Extract each line of the data below exactly as written.

────────────────────────────────────────

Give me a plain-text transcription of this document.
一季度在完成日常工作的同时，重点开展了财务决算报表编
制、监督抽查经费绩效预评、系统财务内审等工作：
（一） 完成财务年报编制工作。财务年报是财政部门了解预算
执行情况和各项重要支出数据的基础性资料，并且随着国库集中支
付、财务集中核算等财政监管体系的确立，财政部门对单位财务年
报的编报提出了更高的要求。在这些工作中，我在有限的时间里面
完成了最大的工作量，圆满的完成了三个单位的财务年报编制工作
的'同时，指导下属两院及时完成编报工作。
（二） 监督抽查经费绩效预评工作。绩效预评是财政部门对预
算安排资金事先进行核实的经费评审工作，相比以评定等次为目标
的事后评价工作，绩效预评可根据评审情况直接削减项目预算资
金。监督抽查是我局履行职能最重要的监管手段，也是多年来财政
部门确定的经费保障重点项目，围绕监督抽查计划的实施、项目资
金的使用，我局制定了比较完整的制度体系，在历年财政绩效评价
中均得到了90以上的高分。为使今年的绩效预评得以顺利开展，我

────────────────────────────────────────

> **The reply**
Give me a plain-text transcription of this document.
一季度在完成日常工作的同时，重点开展了财务决算报表编
制、监督抽查经费绩效预评、系统财务内审等工作：
（一） 完成财务年报编制工作。财务年报是财政部门了解预算
执行情况和各项重要支出数据的基础性资料，并且随着国库集中支
付、财务集中核算等财政监管体系的确立，财政部门对单位财务年
报的编报提出了更高的要求。在这些工作中，我在有限的时间里面
完成了最大的工作量，圆满的完成了三个单位的财务年报编制工作
的'同时，指导下属两院及时完成编报工作。
（二） 监督抽查经费绩效预评工作。绩效预评是财政部门对预
算安排资金事先进行核实的经费评审工作，相比以评定等次为目标
的事后评价工作，绩效预评可根据评审情况直接削减项目预算资
金。监督抽查是我局履行职能最重要的监管手段，也是多年来财政
部门确定的经费保障重点项目，围绕监督抽查计划的实施、项目资
金的使用，我局制定了比较完整的制度体系，在历年财政绩效评价
中均得到了90以上的高分。为使今年的绩效预评得以顺利开展，我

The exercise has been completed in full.